**Excerpt to read**
1. How common are accidents?
2. Why don’t people follow safety instructions?
3. How can accidents be reduced?
4. What is probable risk analysis?
5. How does target risk explain risky behaviour? What is some evidence for this concept?
6. What is Shared Space, and how does it reduce the risk of collisions?
H. W. Heinrich (1931): Industrial accident prevention: A scientific approach
- worked for Travelers Insurance Company
- analyzed over 550,000 workplace incidents
- observed a constant ratio between fatal/major injury incidents, minor injury incidents, and near-miss/no injury incidents of 1:29:300 (Heinrich’s Law, Heinrich’s Ratio, or Heinrich’s ________ ________)
- promoted ___________-_____ safety:
• 88% of industrial accidents were caused by unsafe acts
• 10% by unsafe conditions
• 2% were unavoidable
- claimed that analyzing the more-frequent, less-severe incidents can identify factors that will reduce major incidents
- criticisms (Anderson & Denkl, 2010):
Heinrich's ratio is difficult to replicate
too much blame placed on front-line workers (and not, say, management policies)

**Given information**
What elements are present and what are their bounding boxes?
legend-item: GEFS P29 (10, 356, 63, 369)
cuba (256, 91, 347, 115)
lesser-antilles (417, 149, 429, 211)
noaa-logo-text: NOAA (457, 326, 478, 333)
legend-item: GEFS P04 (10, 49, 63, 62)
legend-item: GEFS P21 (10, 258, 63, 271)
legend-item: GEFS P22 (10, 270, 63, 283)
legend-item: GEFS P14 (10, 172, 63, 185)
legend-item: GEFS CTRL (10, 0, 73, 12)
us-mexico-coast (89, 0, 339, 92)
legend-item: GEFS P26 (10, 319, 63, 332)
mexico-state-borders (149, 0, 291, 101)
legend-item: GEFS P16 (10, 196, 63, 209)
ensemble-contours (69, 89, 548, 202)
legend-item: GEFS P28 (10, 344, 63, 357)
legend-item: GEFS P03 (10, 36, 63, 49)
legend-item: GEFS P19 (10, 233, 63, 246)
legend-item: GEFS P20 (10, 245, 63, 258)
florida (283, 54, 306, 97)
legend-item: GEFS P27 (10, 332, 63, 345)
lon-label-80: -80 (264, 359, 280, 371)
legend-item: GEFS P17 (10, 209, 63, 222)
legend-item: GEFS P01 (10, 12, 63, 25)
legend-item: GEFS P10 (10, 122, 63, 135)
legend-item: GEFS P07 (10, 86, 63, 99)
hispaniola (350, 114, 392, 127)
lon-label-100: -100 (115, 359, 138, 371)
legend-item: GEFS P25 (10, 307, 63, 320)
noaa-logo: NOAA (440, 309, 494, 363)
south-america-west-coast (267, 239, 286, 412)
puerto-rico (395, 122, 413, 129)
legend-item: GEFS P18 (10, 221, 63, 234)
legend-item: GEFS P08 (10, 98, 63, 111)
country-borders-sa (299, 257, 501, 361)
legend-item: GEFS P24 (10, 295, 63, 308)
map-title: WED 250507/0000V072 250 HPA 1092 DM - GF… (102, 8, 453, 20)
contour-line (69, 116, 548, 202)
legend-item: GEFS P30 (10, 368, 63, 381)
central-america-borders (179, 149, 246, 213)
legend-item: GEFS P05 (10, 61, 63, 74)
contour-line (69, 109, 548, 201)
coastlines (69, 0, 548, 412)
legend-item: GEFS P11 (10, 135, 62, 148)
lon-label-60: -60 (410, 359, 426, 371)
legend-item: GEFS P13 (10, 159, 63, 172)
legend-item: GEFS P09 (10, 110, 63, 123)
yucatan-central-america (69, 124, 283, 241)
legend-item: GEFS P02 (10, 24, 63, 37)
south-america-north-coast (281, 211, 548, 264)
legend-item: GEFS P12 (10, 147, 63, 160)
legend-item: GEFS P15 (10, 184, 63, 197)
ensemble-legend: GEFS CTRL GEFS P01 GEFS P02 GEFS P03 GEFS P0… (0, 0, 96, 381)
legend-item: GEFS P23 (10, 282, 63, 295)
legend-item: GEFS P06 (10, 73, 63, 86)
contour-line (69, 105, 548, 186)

**Exercises to complete**
1) Using the accident-prevention notes, decide whether each statement agrees with them: (a) Heinrich analyzed more than 550,000 workplace incidents; (b) Heinrich attributed 10% of industrial accidents to unsafe acts; (c) one criticism is that too much blame falls on management policies. For each one, answer yes or no and quote the deciding words.
2) Carry on the accident-prevention notes, starting after their final line.
The entries are not required for this work.

**Numbered responses**
1)
(a) Yes: "analyzed over 550,000 workplace incidents"
(b) No: "88% of industrial accidents were caused by unsafe acts"
(c) No: "too much blame placed on front-line workers (and not, say, management policies)"

2)
reducing common/no injury incidents will not necessarily reduce rare/serious incidents
Charles Perrow (1999): Normal Accident Theory
- normal accidents: occur in highly developed technological systems when failure of one component interacts with others, causing a cascading disaster
- caused by three factors:
1. high __________ of interactions (compared to a linear system that behaves predictably)
e.g., the space shuttle was the most complex flying machine ever built, with over 2.5 million parts
2. tight ________: lack of slack or buffer between highly interdependent components
e.g., semiconductor shortage → decrease in vehicle production due to its tightly coupled supply chain
3. ____________ potential
e.g., release of toxic gas that killed and injured thousands of people around Bhopal, India
- criticisms:
too deterministic: if accidents are inevitable, why aren’t there more of them?
cannot predict when or where failure may occur
complexity and coupling may not be independent dimensions
Davis & Pless (2001):
- editors of the British Medical Journal banned inappropriate use of the word “________”
- most injuries are predictable and preventable, whereas true accidents are unpredictable, and therefore unavoidable
- however, “accident” is still used in the World Health Organization’s International Classification of Diseases (ICD-11): External causes of morbidity or mortality (WHO, 2023)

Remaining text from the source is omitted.